_EXERCISE INSTRUCTIONS_: Reproduce all of the data that follows, character for character.

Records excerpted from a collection
───

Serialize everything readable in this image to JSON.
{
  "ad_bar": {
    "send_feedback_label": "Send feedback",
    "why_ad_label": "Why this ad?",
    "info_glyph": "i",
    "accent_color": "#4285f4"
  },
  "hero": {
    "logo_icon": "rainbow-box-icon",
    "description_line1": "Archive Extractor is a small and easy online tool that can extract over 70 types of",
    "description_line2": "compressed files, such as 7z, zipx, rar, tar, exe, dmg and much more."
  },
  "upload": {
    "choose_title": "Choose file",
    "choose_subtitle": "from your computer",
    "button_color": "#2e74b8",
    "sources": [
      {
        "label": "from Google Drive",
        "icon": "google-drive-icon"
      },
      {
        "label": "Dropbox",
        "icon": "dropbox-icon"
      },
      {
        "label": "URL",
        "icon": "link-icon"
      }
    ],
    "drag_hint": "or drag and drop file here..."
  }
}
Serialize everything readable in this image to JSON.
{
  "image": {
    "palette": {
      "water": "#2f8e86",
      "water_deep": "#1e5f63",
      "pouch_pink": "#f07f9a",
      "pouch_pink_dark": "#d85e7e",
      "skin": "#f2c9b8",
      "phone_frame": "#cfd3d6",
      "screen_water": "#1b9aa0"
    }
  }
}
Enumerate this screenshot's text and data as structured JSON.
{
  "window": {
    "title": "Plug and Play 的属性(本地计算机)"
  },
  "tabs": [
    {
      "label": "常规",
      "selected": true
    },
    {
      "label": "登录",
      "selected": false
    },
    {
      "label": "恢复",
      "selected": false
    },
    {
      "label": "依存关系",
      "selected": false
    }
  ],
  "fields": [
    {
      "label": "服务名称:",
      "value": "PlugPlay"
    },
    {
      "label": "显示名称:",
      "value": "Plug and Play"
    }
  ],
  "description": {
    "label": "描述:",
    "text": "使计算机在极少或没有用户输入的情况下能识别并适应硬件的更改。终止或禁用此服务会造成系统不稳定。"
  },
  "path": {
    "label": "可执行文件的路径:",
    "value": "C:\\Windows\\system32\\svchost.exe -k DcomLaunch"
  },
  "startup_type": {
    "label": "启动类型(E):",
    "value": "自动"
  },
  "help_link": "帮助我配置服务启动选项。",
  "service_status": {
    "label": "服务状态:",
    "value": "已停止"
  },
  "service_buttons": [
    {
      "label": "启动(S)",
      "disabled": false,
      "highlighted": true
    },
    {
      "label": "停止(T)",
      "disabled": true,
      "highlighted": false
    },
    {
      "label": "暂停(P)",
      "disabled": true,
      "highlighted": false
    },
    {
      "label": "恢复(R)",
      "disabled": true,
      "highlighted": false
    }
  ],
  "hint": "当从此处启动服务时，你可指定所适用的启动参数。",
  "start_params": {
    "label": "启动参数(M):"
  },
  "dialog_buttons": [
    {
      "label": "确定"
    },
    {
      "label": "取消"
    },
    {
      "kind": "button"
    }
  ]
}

───

_THE OUTPUT_:
Serialize everything readable in this image to JSON.
{
  "ad_bar": {
    "send_feedback_label": "Send feedback",
    "why_ad_label": "Why this ad?",
    "info_glyph": "i",
    "accent_color": "#4285f4"
  },
  "hero": {
    "logo_icon": "rainbow-box-icon",
    "description_line1": "Archive Extractor is a small and easy online tool that can extract over 70 types of",
    "description_line2": "compressed files, such as 7z, zipx, rar, tar, exe, dmg and much more."
  },
  "upload": {
    "choose_title": "Choose file",
    "choose_subtitle": "from your computer",
    "button_color": "#2e74b8",
    "sources": [
      {
        "label": "from Google Drive",
        "icon": "google-drive-icon"
      },
      {
        "label": "Dropbox",
        "icon": "dropbox-icon"
      },
      {
        "label": "URL",
        "icon": "link-icon"
      }
    ],
    "drag_hint": "or drag and drop file here..."
  }
}
Serialize everything readable in this image to JSON.
{
  "image": {
    "palette": {
      "water": "#2f8e86",
      "water_deep": "#1e5f63",
      "pouch_pink": "#f07f9a",
      "pouch_pink_dark": "#d85e7e",
      "skin": "#f2c9b8",
      "phone_frame": "#cfd3d6",
      "screen_water": "#1b9aa0"
    }
  }
}
Enumerate this screenshot's text and data as structured JSON.
{
  "window": {
    "title": "Plug and Play 的属性(本地计算机)"
  },
  "tabs": [
    {
      "label": "常规",
      "selected": true
    },
    {
      "label": "登录",
      "selected": false
    },
    {
      "label": "恢复",
      "selected": false
    },
    {
      "label": "依存关系",
      "selected": false
    }
  ],
  "fields": [
    {
      "label": "服务名称:",
      "value": "PlugPlay"
    },
    {
      "label": "显示名称:",
      "value": "Plug and Play"
    }
  ],
  "description": {
    "label": "描述:",
    "text": "使计算机在极少或没有用户输入的情况下能识别并适应硬件的更改。终止或禁用此服务会造成系统不稳定。"
  },
  "path": {
    "label": "可执行文件的路径:",
    "value": "C:\\Windows\\system32\\svchost.exe -k DcomLaunch"
  },
  "startup_type": {
    "label": "启动类型(E):",
    "value": "自动"
  },
  "help_link": "帮助我配置服务启动选项。",
  "service_status": {
    "label": "服务状态:",
    "value": "已停止"
  },
  "service_buttons": [
    {
      "label": "启动(S)",
      "disabled": false,
      "highlighted": true
    },
    {
      "label": "停止(T)",
      "disabled": true,
      "highlighted": false
    },
    {
      "label": "暂停(P)",
      "disabled": true,
      "highlighted": false
    },
    {
      "label": "恢复(R)",
      "disabled": true,
      "highlighted": false
    }
  ],
  "hint": "当从此处启动服务时，你可指定所适用的启动参数。",
  "start_params": {
    "label": "启动参数(M):"
  },
  "dialog_buttons": [
    {
      "label": "确定"
    },
    {
      "label": "取消"
    },
    {
      "kind": "button"
    }
  ]
}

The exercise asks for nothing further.